Output every line exactly as written. Leave out pictures.

:::::

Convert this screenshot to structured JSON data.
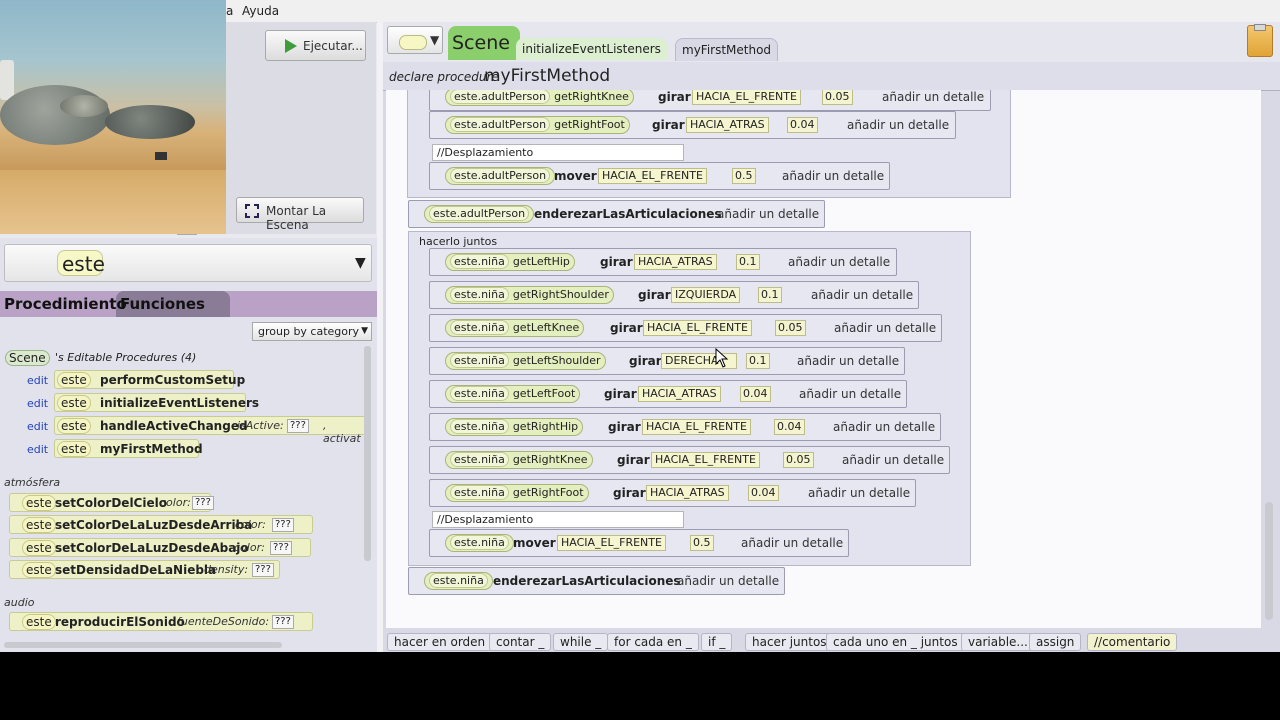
{
  "menu": {
    "item_partial": "a",
    "help": "Ayuda"
  },
  "run_button": "Ejecutar...",
  "setup_scene_button": "Montar La Escena",
  "search": {
    "value": "este"
  },
  "tabs": {
    "procedure": "Procedimiento",
    "functions": "Funciones"
  },
  "group_select": "group by category",
  "scene_chip": "Scene",
  "editable_header": "'s Editable Procedures (4)",
  "edit_label": "edit",
  "este": "este",
  "qmark": "???",
  "procedures": [
    {
      "name": "performCustomSetup"
    },
    {
      "name": "initializeEventListeners"
    },
    {
      "name": "handleActiveChanged",
      "param": "isActive:",
      "extra": ", activat"
    },
    {
      "name": "myFirstMethod"
    }
  ],
  "categories": {
    "atmosphere": "atmósfera",
    "audio": "audio"
  },
  "atmos_procs": [
    {
      "name": "setColorDelCielo",
      "param": "color:"
    },
    {
      "name": "setColorDeLaLuzDesdeArriba",
      "param": "color:"
    },
    {
      "name": "setColorDeLaLuzDesdeAbajo",
      "param": "color:"
    },
    {
      "name": "setDensidadDeLaNiebla",
      "param": "density:"
    }
  ],
  "audio_procs": [
    {
      "name": "reproducirElSonido",
      "param": "fuenteDeSonido:"
    }
  ],
  "editor_tabs": {
    "scene": "Scene",
    "t1": "initializeEventListeners",
    "t2": "myFirstMethod"
  },
  "declare": {
    "prefix": "declare procedure",
    "name": "myFirstMethod"
  },
  "code": {
    "adult_top": [
      {
        "obj": "este.adultPerson",
        "meth": "getRightKnee",
        "verb": "girar",
        "dir": "HACIA_EL_FRENTE",
        "num": "0.05",
        "det": "añadir un detalle"
      },
      {
        "obj": "este.adultPerson",
        "meth": "getRightFoot",
        "verb": "girar",
        "dir": "HACIA_ATRAS",
        "num": "0.04",
        "det": "añadir un detalle"
      }
    ],
    "comment1": "//Desplazamiento",
    "adult_move": {
      "obj": "este.adultPerson",
      "verb": "mover",
      "dir": "HACIA_EL_FRENTE",
      "num": "0.5",
      "det": "añadir un detalle"
    },
    "adult_straight": {
      "obj": "este.adultPerson",
      "verb": "enderezarLasArticulaciones",
      "det": "añadir un detalle"
    },
    "together_label": "hacerlo juntos",
    "nina_rows": [
      {
        "obj": "este.niña",
        "meth": "getLeftHip",
        "verb": "girar",
        "dir": "HACIA_ATRAS",
        "num": "0.1",
        "det": "añadir un detalle"
      },
      {
        "obj": "este.niña",
        "meth": "getRightShoulder",
        "verb": "girar",
        "dir": "IZQUIERDA",
        "num": "0.1",
        "det": "añadir un detalle"
      },
      {
        "obj": "este.niña",
        "meth": "getLeftKnee",
        "verb": "girar",
        "dir": "HACIA_EL_FRENTE",
        "num": "0.05",
        "det": "añadir un detalle"
      },
      {
        "obj": "este.niña",
        "meth": "getLeftShoulder",
        "verb": "girar",
        "dir": "DERECHA",
        "num": "0.1",
        "det": "añadir un detalle"
      },
      {
        "obj": "este.niña",
        "meth": "getLeftFoot",
        "verb": "girar",
        "dir": "HACIA_ATRAS",
        "num": "0.04",
        "det": "añadir un detalle"
      },
      {
        "obj": "este.niña",
        "meth": "getRightHip",
        "verb": "girar",
        "dir": "HACIA_EL_FRENTE",
        "num": "0.04",
        "det": "añadir un detalle"
      },
      {
        "obj": "este.niña",
        "meth": "getRightKnee",
        "verb": "girar",
        "dir": "HACIA_EL_FRENTE",
        "num": "0.05",
        "det": "añadir un detalle"
      },
      {
        "obj": "este.niña",
        "meth": "getRightFoot",
        "verb": "girar",
        "dir": "HACIA_ATRAS",
        "num": "0.04",
        "det": "añadir un detalle"
      }
    ],
    "comment2": "//Desplazamiento",
    "nina_move": {
      "obj": "este.niña",
      "verb": "mover",
      "dir": "HACIA_EL_FRENTE",
      "num": "0.5",
      "det": "añadir un detalle"
    },
    "nina_straight": {
      "obj": "este.niña",
      "verb": "enderezarLasArticulaciones",
      "det": "añadir un detalle"
    }
  },
  "toolbar": [
    "hacer en orden",
    "contar _",
    "while _",
    "for cada en _",
    "if _",
    "hacer juntos",
    "cada uno en _ juntos",
    "variable...",
    "assign",
    "//comentario"
  ]
}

:::::

> Written response:
Convert this screenshot to structured JSON data.
{
  "menu": {
    "item_partial": "a",
    "help": "Ayuda"
  },
  "run_button": "Ejecutar...",
  "setup_scene_button": "Montar La Escena",
  "search": {
    "value": "este"
  },
  "tabs": {
    "procedure": "Procedimiento",
    "functions": "Funciones"
  },
  "group_select": "group by category",
  "scene_chip": "Scene",
  "editable_header": "'s Editable Procedures (4)",
  "edit_label": "edit",
  "este": "este",
  "qmark": "???",
  "procedures": [
    {
      "name": "performCustomSetup"
    },
    {
      "name": "initializeEventListeners"
    },
    {
      "name": "handleActiveChanged",
      "param": "isActive:",
      "extra": ", activat"
    },
    {
      "name": "myFirstMethod"
    }
  ],
  "categories": {
    "atmosphere": "atmósfera",
    "audio": "audio"
  },
  "atmos_procs": [
    {
      "name": "setColorDelCielo",
      "param": "color:"
    },
    {
      "name": "setColorDeLaLuzDesdeArriba",
      "param": "color:"
    },
    {
      "name": "setColorDeLaLuzDesdeAbajo",
      "param": "color:"
    },
    {
      "name": "setDensidadDeLaNiebla",
      "param": "density:"
    }
  ],
  "audio_procs": [
    {
      "name": "reproducirElSonido",
      "param": "fuenteDeSonido:"
    }
  ],
  "editor_tabs": {
    "scene": "Scene",
    "t1": "initializeEventListeners",
    "t2": "myFirstMethod"
  },
  "declare": {
    "prefix": "declare procedure",
    "name": "myFirstMethod"
  },
  "code": {
    "adult_top": [
      {
        "obj": "este.adultPerson",
        "meth": "getRightKnee",
        "verb": "girar",
        "dir": "HACIA_EL_FRENTE",
        "num": "0.05",
        "det": "añadir un detalle"
      },
      {
        "obj": "este.adultPerson",
        "meth": "getRightFoot",
        "verb": "girar",
        "dir": "HACIA_ATRAS",
        "num": "0.04",
        "det": "añadir un detalle"
      }
    ],
    "comment1": "//Desplazamiento",
    "adult_move": {
      "obj": "este.adultPerson",
      "verb": "mover",
      "dir": "HACIA_EL_FRENTE",
      "num": "0.5",
      "det": "añadir un detalle"
    },
    "adult_straight": {
      "obj": "este.adultPerson",
      "verb": "enderezarLasArticulaciones",
      "det": "añadir un detalle"
    },
    "together_label": "hacerlo juntos",
    "nina_rows": [
      {
        "obj": "este.niña",
        "meth": "getLeftHip",
        "verb": "girar",
        "dir": "HACIA_ATRAS",
        "num": "0.1",
        "det": "añadir un detalle"
      },
      {
        "obj": "este.niña",
        "meth": "getRightShoulder",
        "verb": "girar",
        "dir": "IZQUIERDA",
        "num": "0.1",
        "det": "añadir un detalle"
      },
      {
        "obj": "este.niña",
        "meth": "getLeftKnee",
        "verb": "girar",
        "dir": "HACIA_EL_FRENTE",
        "num": "0.05",
        "det": "añadir un detalle"
      },
      {
        "obj": "este.niña",
        "meth": "getLeftShoulder",
        "verb": "girar",
        "dir": "DERECHA",
        "num": "0.1",
        "det": "añadir un detalle"
      },
      {
        "obj": "este.niña",
        "meth": "getLeftFoot",
        "verb": "girar",
        "dir": "HACIA_ATRAS",
        "num": "0.04",
        "det": "añadir un detalle"
      },
      {
        "obj": "este.niña",
        "meth": "getRightHip",
        "verb": "girar",
        "dir": "HACIA_EL_FRENTE",
        "num": "0.04",
        "det": "añadir un detalle"
      },
      {
        "obj": "este.niña",
        "meth": "getRightKnee",
        "verb": "girar",
        "dir": "HACIA_EL_FRENTE",
        "num": "0.05",
        "det": "añadir un detalle"
      },
      {
        "obj": "este.niña",
        "meth": "getRightFoot",
        "verb": "girar",
        "dir": "HACIA_ATRAS",
        "num": "0.04",
        "det": "añadir un detalle"
      }
    ],
    "comment2": "//Desplazamiento",
    "nina_move": {
      "obj": "este.niña",
      "verb": "mover",
      "dir": "HACIA_EL_FRENTE",
      "num": "0.5",
      "det": "añadir un detalle"
    },
    "nina_straight": {
      "obj": "este.niña",
      "verb": "enderezarLasArticulaciones",
      "det": "añadir un detalle"
    }
  },
  "toolbar": [
    "hacer en orden",
    "contar _",
    "while _",
    "for cada en _",
    "if _",
    "hacer juntos",
    "cada uno en _ juntos",
    "variable...",
    "assign",
    "//comentario"
  ]
}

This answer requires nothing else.